> **Exercise**
Your task is to reproduce the entries below word for word.

> **Data records**
+ + + + +

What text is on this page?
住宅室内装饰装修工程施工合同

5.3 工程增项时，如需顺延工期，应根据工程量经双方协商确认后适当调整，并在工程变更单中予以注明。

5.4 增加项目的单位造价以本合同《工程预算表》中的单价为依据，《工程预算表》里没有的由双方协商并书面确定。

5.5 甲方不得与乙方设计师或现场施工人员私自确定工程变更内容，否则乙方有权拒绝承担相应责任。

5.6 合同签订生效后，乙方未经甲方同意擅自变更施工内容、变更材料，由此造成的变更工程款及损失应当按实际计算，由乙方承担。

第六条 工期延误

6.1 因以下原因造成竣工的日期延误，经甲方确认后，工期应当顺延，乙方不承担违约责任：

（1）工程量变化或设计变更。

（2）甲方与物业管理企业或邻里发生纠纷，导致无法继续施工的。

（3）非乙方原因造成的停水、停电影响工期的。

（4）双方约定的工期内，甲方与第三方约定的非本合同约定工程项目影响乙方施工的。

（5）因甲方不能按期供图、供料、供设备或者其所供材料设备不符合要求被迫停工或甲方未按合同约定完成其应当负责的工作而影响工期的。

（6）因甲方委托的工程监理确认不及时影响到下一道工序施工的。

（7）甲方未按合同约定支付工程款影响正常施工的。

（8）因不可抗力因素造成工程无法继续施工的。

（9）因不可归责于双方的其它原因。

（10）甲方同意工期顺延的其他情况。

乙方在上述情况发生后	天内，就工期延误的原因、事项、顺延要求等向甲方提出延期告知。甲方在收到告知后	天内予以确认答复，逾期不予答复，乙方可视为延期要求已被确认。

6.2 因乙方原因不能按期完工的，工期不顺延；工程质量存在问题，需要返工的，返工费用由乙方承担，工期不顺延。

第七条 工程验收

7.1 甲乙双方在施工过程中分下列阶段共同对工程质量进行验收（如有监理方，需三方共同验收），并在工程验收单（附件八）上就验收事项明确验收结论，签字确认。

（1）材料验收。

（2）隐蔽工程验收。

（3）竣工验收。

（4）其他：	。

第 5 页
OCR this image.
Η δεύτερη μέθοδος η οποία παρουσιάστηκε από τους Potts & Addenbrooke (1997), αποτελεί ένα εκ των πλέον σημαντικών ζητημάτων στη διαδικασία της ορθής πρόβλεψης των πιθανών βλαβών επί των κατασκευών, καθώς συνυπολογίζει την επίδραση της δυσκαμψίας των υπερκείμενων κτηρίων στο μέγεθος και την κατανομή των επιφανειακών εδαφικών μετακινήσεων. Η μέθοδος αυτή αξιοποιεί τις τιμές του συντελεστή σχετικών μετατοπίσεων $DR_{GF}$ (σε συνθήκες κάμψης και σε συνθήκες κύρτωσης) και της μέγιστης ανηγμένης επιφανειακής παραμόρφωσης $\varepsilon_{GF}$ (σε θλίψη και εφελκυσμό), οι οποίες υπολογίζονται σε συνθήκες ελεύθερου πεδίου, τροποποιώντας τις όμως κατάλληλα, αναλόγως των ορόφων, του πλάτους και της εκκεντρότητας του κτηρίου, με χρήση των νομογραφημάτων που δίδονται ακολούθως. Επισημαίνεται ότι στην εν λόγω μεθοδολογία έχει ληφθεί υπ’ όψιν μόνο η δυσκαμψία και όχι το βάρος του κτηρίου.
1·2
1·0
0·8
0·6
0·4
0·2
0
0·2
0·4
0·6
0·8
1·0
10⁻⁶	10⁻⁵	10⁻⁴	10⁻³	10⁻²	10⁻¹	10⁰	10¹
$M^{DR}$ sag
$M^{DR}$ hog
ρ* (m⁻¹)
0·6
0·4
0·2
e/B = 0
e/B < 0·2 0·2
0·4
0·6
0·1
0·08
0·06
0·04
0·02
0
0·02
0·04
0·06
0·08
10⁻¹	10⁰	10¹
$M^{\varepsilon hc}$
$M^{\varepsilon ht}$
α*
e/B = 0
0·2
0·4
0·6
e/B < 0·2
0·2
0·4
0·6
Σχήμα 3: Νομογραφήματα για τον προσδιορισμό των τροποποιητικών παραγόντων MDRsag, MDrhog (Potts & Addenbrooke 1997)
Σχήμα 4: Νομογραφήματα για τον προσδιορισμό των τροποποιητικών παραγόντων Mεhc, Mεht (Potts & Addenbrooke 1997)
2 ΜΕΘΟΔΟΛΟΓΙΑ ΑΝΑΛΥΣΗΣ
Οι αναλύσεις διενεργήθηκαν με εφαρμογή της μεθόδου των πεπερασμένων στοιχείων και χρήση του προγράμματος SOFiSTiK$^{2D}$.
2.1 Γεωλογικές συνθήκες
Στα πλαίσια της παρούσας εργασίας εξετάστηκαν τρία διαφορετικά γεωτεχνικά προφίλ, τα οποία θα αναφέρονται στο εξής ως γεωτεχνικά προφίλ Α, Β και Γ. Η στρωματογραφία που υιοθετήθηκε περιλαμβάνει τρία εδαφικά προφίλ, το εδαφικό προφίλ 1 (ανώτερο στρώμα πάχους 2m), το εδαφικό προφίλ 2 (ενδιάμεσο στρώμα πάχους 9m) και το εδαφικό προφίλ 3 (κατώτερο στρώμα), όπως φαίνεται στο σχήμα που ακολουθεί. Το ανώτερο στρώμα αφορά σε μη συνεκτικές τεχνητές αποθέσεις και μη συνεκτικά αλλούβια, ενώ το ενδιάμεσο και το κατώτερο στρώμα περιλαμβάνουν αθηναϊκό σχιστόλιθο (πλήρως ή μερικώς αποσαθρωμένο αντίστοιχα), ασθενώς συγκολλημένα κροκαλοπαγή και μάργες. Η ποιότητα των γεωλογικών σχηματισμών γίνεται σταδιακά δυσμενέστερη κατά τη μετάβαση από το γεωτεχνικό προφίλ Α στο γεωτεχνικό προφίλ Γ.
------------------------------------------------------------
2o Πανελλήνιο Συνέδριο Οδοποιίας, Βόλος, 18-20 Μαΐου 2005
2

+ + + + +

> **Exercise result**
What text is on this page?
住宅室内装饰装修工程施工合同

5.3 工程增项时，如需顺延工期，应根据工程量经双方协商确认后适当调整，并在工程变更单中予以注明。

5.4 增加项目的单位造价以本合同《工程预算表》中的单价为依据，《工程预算表》里没有的由双方协商并书面确定。

5.5 甲方不得与乙方设计师或现场施工人员私自确定工程变更内容，否则乙方有权拒绝承担相应责任。

5.6 合同签订生效后，乙方未经甲方同意擅自变更施工内容、变更材料，由此造成的变更工程款及损失应当按实际计算，由乙方承担。

第六条 工期延误

6.1 因以下原因造成竣工的日期延误，经甲方确认后，工期应当顺延，乙方不承担违约责任：

（1）工程量变化或设计变更。

（2）甲方与物业管理企业或邻里发生纠纷，导致无法继续施工的。

（3）非乙方原因造成的停水、停电影响工期的。

（4）双方约定的工期内，甲方与第三方约定的非本合同约定工程项目影响乙方施工的。

（5）因甲方不能按期供图、供料、供设备或者其所供材料设备不符合要求被迫停工或甲方未按合同约定完成其应当负责的工作而影响工期的。

（6）因甲方委托的工程监理确认不及时影响到下一道工序施工的。

（7）甲方未按合同约定支付工程款影响正常施工的。

（8）因不可抗力因素造成工程无法继续施工的。

（9）因不可归责于双方的其它原因。

（10）甲方同意工期顺延的其他情况。

乙方在上述情况发生后	天内，就工期延误的原因、事项、顺延要求等向甲方提出延期告知。甲方在收到告知后	天内予以确认答复，逾期不予答复，乙方可视为延期要求已被确认。

6.2 因乙方原因不能按期完工的，工期不顺延；工程质量存在问题，需要返工的，返工费用由乙方承担，工期不顺延。

第七条 工程验收

7.1 甲乙双方在施工过程中分下列阶段共同对工程质量进行验收（如有监理方，需三方共同验收），并在工程验收单（附件八）上就验收事项明确验收结论，签字确认。

（1）材料验收。

（2）隐蔽工程验收。

（3）竣工验收。

（4）其他：	。

第 5 页
OCR this image.
Η δεύτερη μέθοδος η οποία παρουσιάστηκε από τους Potts & Addenbrooke (1997), αποτελεί ένα εκ των πλέον σημαντικών ζητημάτων στη διαδικασία της ορθής πρόβλεψης των πιθανών βλαβών επί των κατασκευών, καθώς συνυπολογίζει την επίδραση της δυσκαμψίας των υπερκείμενων κτηρίων στο μέγεθος και την κατανομή των επιφανειακών εδαφικών μετακινήσεων. Η μέθοδος αυτή αξιοποιεί τις τιμές του συντελεστή σχετικών μετατοπίσεων $DR_{GF}$ (σε συνθήκες κάμψης και σε συνθήκες κύρτωσης) και της μέγιστης ανηγμένης επιφανειακής παραμόρφωσης $\varepsilon_{GF}$ (σε θλίψη και εφελκυσμό), οι οποίες υπολογίζονται σε συνθήκες ελεύθερου πεδίου, τροποποιώντας τις όμως κατάλληλα, αναλόγως των ορόφων, του πλάτους και της εκκεντρότητας του κτηρίου, με χρήση των νομογραφημάτων που δίδονται ακολούθως. Επισημαίνεται ότι στην εν λόγω μεθοδολογία έχει ληφθεί υπ’ όψιν μόνο η δυσκαμψία και όχι το βάρος του κτηρίου.
1·2
1·0
0·8
0·6
0·4
0·2
0
0·2
0·4
0·6
0·8
1·0
10⁻⁶	10⁻⁵	10⁻⁴	10⁻³	10⁻²	10⁻¹	10⁰	10¹
$M^{DR}$ sag
$M^{DR}$ hog
ρ* (m⁻¹)
0·6
0·4
0·2
e/B = 0
e/B < 0·2 0·2
0·4
0·6
0·1
0·08
0·06
0·04
0·02
0
0·02
0·04
0·06
0·08
10⁻¹	10⁰	10¹
$M^{\varepsilon hc}$
$M^{\varepsilon ht}$
α*
e/B = 0
0·2
0·4
0·6
e/B < 0·2
0·2
0·4
0·6
Σχήμα 3: Νομογραφήματα για τον προσδιορισμό των τροποποιητικών παραγόντων MDRsag, MDrhog (Potts & Addenbrooke 1997)
Σχήμα 4: Νομογραφήματα για τον προσδιορισμό των τροποποιητικών παραγόντων Mεhc, Mεht (Potts & Addenbrooke 1997)
2 ΜΕΘΟΔΟΛΟΓΙΑ ΑΝΑΛΥΣΗΣ
Οι αναλύσεις διενεργήθηκαν με εφαρμογή της μεθόδου των πεπερασμένων στοιχείων και χρήση του προγράμματος SOFiSTiK$^{2D}$.
2.1 Γεωλογικές συνθήκες
Στα πλαίσια της παρούσας εργασίας εξετάστηκαν τρία διαφορετικά γεωτεχνικά προφίλ, τα οποία θα αναφέρονται στο εξής ως γεωτεχνικά προφίλ Α, Β και Γ. Η στρωματογραφία που υιοθετήθηκε περιλαμβάνει τρία εδαφικά προφίλ, το εδαφικό προφίλ 1 (ανώτερο στρώμα πάχους 2m), το εδαφικό προφίλ 2 (ενδιάμεσο στρώμα πάχους 9m) και το εδαφικό προφίλ 3 (κατώτερο στρώμα), όπως φαίνεται στο σχήμα που ακολουθεί. Το ανώτερο στρώμα αφορά σε μη συνεκτικές τεχνητές αποθέσεις και μη συνεκτικά αλλούβια, ενώ το ενδιάμεσο και το κατώτερο στρώμα περιλαμβάνουν αθηναϊκό σχιστόλιθο (πλήρως ή μερικώς αποσαθρωμένο αντίστοιχα), ασθενώς συγκολλημένα κροκαλοπαγή και μάργες. Η ποιότητα των γεωλογικών σχηματισμών γίνεται σταδιακά δυσμενέστερη κατά τη μετάβαση από το γεωτεχνικό προφίλ Α στο γεωτεχνικό προφίλ Γ.
------------------------------------------------------------
2o Πανελλήνιο Συνέδριο Οδοποιίας, Βόλος, 18-20 Μαΐου 2005
2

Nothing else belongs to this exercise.